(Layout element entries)
______
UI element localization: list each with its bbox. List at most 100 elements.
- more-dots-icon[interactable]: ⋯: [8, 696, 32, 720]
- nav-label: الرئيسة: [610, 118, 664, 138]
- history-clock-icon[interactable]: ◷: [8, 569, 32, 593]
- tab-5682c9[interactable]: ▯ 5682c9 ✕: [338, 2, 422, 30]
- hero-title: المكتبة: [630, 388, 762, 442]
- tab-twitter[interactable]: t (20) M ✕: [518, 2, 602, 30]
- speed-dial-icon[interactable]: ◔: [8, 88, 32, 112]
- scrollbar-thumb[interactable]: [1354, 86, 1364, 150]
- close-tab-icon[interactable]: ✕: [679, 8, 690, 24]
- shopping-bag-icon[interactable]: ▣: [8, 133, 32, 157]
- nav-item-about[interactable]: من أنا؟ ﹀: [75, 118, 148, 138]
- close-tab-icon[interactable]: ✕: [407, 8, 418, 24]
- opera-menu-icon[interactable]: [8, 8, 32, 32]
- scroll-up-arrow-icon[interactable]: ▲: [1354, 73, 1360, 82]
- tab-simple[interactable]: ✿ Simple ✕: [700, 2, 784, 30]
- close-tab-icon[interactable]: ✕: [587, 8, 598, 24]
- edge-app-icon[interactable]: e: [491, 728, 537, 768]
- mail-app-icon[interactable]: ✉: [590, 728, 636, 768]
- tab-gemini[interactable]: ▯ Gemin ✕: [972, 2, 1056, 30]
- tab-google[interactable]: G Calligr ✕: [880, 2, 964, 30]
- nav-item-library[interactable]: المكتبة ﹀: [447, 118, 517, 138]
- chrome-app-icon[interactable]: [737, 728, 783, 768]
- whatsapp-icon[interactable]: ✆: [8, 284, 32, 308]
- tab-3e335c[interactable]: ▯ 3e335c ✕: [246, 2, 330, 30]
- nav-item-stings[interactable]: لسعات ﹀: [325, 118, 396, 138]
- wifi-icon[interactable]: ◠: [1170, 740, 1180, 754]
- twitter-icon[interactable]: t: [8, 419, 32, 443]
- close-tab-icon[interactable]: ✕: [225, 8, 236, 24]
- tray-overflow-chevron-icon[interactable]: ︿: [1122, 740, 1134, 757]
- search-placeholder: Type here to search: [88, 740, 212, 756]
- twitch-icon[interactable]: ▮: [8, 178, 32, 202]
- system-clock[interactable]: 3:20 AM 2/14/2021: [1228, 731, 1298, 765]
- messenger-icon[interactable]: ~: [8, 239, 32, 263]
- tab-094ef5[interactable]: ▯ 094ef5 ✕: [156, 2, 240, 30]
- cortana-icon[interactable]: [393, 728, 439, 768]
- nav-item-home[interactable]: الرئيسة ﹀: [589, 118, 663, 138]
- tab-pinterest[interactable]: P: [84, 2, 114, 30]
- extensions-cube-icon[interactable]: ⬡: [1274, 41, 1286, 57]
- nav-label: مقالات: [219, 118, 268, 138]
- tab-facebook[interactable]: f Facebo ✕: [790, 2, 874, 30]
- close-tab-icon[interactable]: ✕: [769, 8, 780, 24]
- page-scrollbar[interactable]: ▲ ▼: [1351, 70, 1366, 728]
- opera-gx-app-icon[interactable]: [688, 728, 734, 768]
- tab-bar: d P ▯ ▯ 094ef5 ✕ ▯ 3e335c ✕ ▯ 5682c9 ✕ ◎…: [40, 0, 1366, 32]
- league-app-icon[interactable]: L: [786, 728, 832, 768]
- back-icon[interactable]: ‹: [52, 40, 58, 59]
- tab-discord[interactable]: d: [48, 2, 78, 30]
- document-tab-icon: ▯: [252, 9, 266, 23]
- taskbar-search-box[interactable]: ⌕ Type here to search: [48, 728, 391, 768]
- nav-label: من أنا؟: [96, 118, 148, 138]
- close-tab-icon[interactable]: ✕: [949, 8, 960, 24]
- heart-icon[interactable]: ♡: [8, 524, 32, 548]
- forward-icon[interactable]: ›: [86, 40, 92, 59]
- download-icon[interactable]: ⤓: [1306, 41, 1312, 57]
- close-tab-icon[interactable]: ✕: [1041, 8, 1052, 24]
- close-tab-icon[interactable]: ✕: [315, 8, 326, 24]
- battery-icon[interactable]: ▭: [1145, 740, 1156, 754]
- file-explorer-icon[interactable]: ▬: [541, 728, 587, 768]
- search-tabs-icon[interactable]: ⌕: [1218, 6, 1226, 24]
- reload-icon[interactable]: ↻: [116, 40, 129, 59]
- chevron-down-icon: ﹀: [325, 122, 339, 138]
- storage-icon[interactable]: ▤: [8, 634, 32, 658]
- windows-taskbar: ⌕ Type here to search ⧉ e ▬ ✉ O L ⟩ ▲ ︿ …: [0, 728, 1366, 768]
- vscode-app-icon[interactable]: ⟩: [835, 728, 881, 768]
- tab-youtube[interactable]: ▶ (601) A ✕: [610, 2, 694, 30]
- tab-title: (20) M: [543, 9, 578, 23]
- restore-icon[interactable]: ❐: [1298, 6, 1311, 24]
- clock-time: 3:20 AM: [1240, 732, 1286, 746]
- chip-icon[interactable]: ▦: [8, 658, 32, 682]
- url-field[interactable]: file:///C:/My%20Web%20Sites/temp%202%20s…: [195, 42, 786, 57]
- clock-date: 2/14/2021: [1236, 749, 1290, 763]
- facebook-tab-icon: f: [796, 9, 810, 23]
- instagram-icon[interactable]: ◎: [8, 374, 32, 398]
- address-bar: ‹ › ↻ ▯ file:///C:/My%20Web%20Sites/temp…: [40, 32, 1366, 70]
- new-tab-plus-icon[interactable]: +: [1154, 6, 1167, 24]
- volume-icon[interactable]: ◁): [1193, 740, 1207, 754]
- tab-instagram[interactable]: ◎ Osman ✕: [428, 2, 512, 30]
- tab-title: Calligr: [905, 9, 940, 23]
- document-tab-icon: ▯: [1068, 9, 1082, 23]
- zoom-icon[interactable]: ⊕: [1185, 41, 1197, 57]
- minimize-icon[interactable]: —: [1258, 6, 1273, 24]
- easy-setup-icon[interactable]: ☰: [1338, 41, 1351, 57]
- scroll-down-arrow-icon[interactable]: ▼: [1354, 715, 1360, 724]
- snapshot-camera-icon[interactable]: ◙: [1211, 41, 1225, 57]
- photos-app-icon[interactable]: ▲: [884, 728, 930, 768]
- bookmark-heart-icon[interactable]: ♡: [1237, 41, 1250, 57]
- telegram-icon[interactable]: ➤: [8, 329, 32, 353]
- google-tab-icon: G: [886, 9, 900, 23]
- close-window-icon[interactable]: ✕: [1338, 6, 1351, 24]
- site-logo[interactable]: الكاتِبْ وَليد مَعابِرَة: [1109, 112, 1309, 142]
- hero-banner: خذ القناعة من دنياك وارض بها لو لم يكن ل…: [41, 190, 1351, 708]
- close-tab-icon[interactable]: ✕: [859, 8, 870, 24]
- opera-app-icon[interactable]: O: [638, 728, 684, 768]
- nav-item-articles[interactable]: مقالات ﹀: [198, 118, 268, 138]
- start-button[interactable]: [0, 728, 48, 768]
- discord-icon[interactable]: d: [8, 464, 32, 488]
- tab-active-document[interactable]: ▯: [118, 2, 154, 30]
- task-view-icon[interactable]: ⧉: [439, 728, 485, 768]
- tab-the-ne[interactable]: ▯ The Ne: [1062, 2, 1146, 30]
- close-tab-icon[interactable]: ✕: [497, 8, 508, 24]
______
## [What is asked]
Rewrite every line of the records above as a two-column Markdown table headed "No." and "Line," numbering the rows in order and omitting blank lines.

## [Task output]
| No. | Line |
|---|---|
| 1 | UI element localization: list each with its bbox. List at most 100 elements. |
| 2 | - more-dots-icon[interactable]: ⋯: [8, 696, 32, 720] |
| 3 | - nav-label: الرئيسة: [610, 118, 664, 138] |
| 4 | - history-clock-icon[interactable]: ◷: [8, 569, 32, 593] |
| 5 | - tab-5682c9[interactable]: ▯ 5682c9 ✕: [338, 2, 422, 30] |
| 6 | - hero-title: المكتبة: [630, 388, 762, 442] |
| 7 | - tab-twitter[interactable]: t (20) M ✕: [518, 2, 602, 30] |
| 8 | - speed-dial-icon[interactable]: ◔: [8, 88, 32, 112] |
| 9 | - scrollbar-thumb[interactable]: [1354, 86, 1364, 150] |
| 10 | - close-tab-icon[interactable]: ✕: [679, 8, 690, 24] |
| 11 | - shopping-bag-icon[interactable]: ▣: [8, 133, 32, 157] |
| 12 | - nav-item-about[interactable]: من أنا؟ ﹀: [75, 118, 148, 138] |
| 13 | - close-tab-icon[interactable]: ✕: [407, 8, 418, 24] |
| 14 | - opera-menu-icon[interactable]: [8, 8, 32, 32] |
| 15 | - scroll-up-arrow-icon[interactable]: ▲: [1354, 73, 1360, 82] |
| 16 | - tab-simple[interactable]: ✿ Simple ✕: [700, 2, 784, 30] |
| 17 | - close-tab-icon[interactable]: ✕: [587, 8, 598, 24] |
| 18 | - edge-app-icon[interactable]: e: [491, 728, 537, 768] |
| 19 | - mail-app-icon[interactable]: ✉: [590, 728, 636, 768] |
| 20 | - tab-gemini[interactable]: ▯ Gemin ✕: [972, 2, 1056, 30] |
| 21 | - tab-google[interactable]: G Calligr ✕: [880, 2, 964, 30] |
| 22 | - nav-item-library[interactable]: المكتبة ﹀: [447, 118, 517, 138] |
| 23 | - chrome-app-icon[interactable]: [737, 728, 783, 768] |
| 24 | - whatsapp-icon[interactable]: ✆: [8, 284, 32, 308] |
| 25 | - tab-3e335c[interactable]: ▯ 3e335c ✕: [246, 2, 330, 30] |
| 26 | - nav-item-stings[interactable]: لسعات ﹀: [325, 118, 396, 138] |
| 27 | - wifi-icon[interactable]: ◠: [1170, 740, 1180, 754] |
| 28 | - twitter-icon[interactable]: t: [8, 419, 32, 443] |
| 29 | - close-tab-icon[interactable]: ✕: [225, 8, 236, 24] |
| 30 | - tray-overflow-chevron-icon[interactable]: ︿: [1122, 740, 1134, 757] |
| 31 | - search-placeholder: Type here to search: [88, 740, 212, 756] |
| 32 | - twitch-icon[interactable]: ▮: [8, 178, 32, 202] |
| 33 | - system-clock[interactable]: 3:20 AM 2/14/2021: [1228, 731, 1298, 765] |
| 34 | - messenger-icon[interactable]: ~: [8, 239, 32, 263] |
| 35 | - tab-094ef5[interactable]: ▯ 094ef5 ✕: [156, 2, 240, 30] |
| 36 | - cortana-icon[interactable]: [393, 728, 439, 768] |
| 37 | - nav-item-home[interactable]: الرئيسة ﹀: [589, 118, 663, 138] |
| 38 | - tab-pinterest[interactable]: P: [84, 2, 114, 30] |
| 39 | - extensions-cube-icon[interactable]: ⬡: [1274, 41, 1286, 57] |
| 40 | - nav-label: مقالات: [219, 118, 268, 138] |
| 41 | - tab-facebook[interactable]: f Facebo ✕: [790, 2, 874, 30] |
| 42 | - close-tab-icon[interactable]: ✕: [769, 8, 780, 24] |
| 43 | - page-scrollbar[interactable]: ▲ ▼: [1351, 70, 1366, 728] |
| 44 | - opera-gx-app-icon[interactable]: [688, 728, 734, 768] |
| 45 | - tab-bar: d P ▯ ▯ 094ef5 ✕ ▯ 3e335c ✕ ▯ 5682c9 ✕ ◎…: [40, 0, 1366, 32] |
| 46 | - league-app-icon[interactable]: L: [786, 728, 832, 768] |
| 47 | - back-icon[interactable]: ‹: [52, 40, 58, 59] |
| 48 | - tab-discord[interactable]: d: [48, 2, 78, 30] |
| 49 | - document-tab-icon: ▯: [252, 9, 266, 23] |
| 50 | - taskbar-search-box[interactable]: ⌕ Type here to search: [48, 728, 391, 768] |
| 51 | - nav-label: من أنا؟: [96, 118, 148, 138] |
| 52 | - close-tab-icon[interactable]: ✕: [949, 8, 960, 24] |
| 53 | - heart-icon[interactable]: ♡: [8, 524, 32, 548] |
| 54 | - forward-icon[interactable]: ›: [86, 40, 92, 59] |
| 55 | - download-icon[interactable]: ⤓: [1306, 41, 1312, 57] |
| 56 | - close-tab-icon[interactable]: ✕: [1041, 8, 1052, 24] |
| 57 | - close-tab-icon[interactable]: ✕: [315, 8, 326, 24] |
| 58 | - battery-icon[interactable]: ▭: [1145, 740, 1156, 754] |
| 59 | - file-explorer-icon[interactable]: ▬: [541, 728, 587, 768] |
| 60 | - search-tabs-icon[interactable]: ⌕: [1218, 6, 1226, 24] |
| 61 | - reload-icon[interactable]: ↻: [116, 40, 129, 59] |
| 62 | - chevron-down-icon: ﹀: [325, 122, 339, 138] |
| 63 | - storage-icon[interactable]: ▤: [8, 634, 32, 658] |
| 64 | - windows-taskbar: ⌕ Type here to search ⧉ e ▬ ✉ O L ⟩ ▲ ︿ …: [0, 728, 1366, 768] |
| 65 | - vscode-app-icon[interactable]: ⟩: [835, 728, 881, 768] |
| 66 | - tab-youtube[interactable]: ▶ (601) A ✕: [610, 2, 694, 30] |
| 67 | - tab-title: (20) M: [543, 9, 578, 23] |
| 68 | - restore-icon[interactable]: ❐: [1298, 6, 1311, 24] |
| 69 | - clock-time: 3:20 AM: [1240, 732, 1286, 746] |
| 70 | - chip-icon[interactable]: ▦: [8, 658, 32, 682] |
| 71 | - url-field[interactable]: file:///C:/My%20Web%20Sites/temp%202%20s…: [195, 42, 786, 57] |
| 72 | - clock-date: 2/14/2021: [1236, 749, 1290, 763] |
| 73 | - facebook-tab-icon: f: [796, 9, 810, 23] |
| 74 | - instagram-icon[interactable]: ◎: [8, 374, 32, 398] |
| 75 | - address-bar: ‹ › ↻ ▯ file:///C:/My%20Web%20Sites/temp…: [40, 32, 1366, 70] |
| 76 | - new-tab-plus-icon[interactable]: +: [1154, 6, 1167, 24] |
| 77 | - volume-icon[interactable]: ◁): [1193, 740, 1207, 754] |
| 78 | - tab-instagram[interactable]: ◎ Osman ✕: [428, 2, 512, 30] |
| 79 | - tab-title: Calligr: [905, 9, 940, 23] |
| 80 | - document-tab-icon: ▯: [1068, 9, 1082, 23] |
| 81 | - zoom-icon[interactable]: ⊕: [1185, 41, 1197, 57] |
| 82 | - minimize-icon[interactable]: —: [1258, 6, 1273, 24] |
| 83 | - easy-setup-icon[interactable]: ☰: [1338, 41, 1351, 57] |
| 84 | - scroll-down-arrow-icon[interactable]: ▼: [1354, 715, 1360, 724] |
| 85 | - snapshot-camera-icon[interactable]: ◙: [1211, 41, 1225, 57] |
| 86 | - photos-app-icon[interactable]: ▲: [884, 728, 930, 768] |
| 87 | - bookmark-heart-icon[interactable]: ♡: [1237, 41, 1250, 57] |
| 88 | - telegram-icon[interactable]: ➤: [8, 329, 32, 353] |
| 89 | - google-tab-icon: G: [886, 9, 900, 23] |
| 90 | - close-window-icon[interactable]: ✕: [1338, 6, 1351, 24] |
| 91 | - site-logo[interactable]: الكاتِبْ وَليد مَعابِرَة: [1109, 112, 1309, 142] |
| 92 | - hero-banner: خذ القناعة من دنياك وارض بها لو لم يكن ل…: [41, 190, 1351, 708] |
| 93 | - close-tab-icon[interactable]: ✕: [859, 8, 870, 24] |
| 94 | - opera-app-icon[interactable]: O: [638, 728, 684, 768] |
| 95 | - nav-item-articles[interactable]: مقالات ﹀: [198, 118, 268, 138] |
| 96 | - start-button[interactable]: [0, 728, 48, 768] |
| 97 | - discord-icon[interactable]: d: [8, 464, 32, 488] |
| 98 | - tab-active-document[interactable]: ▯: [118, 2, 154, 30] |
| 99 | - task-view-icon[interactable]: ⧉: [439, 728, 485, 768] |
| 100 | - tab-the-ne[interactable]: ▯ The Ne: [1062, 2, 1146, 30] |
| 101 | - close-tab-icon[interactable]: ✕: [497, 8, 508, 24] |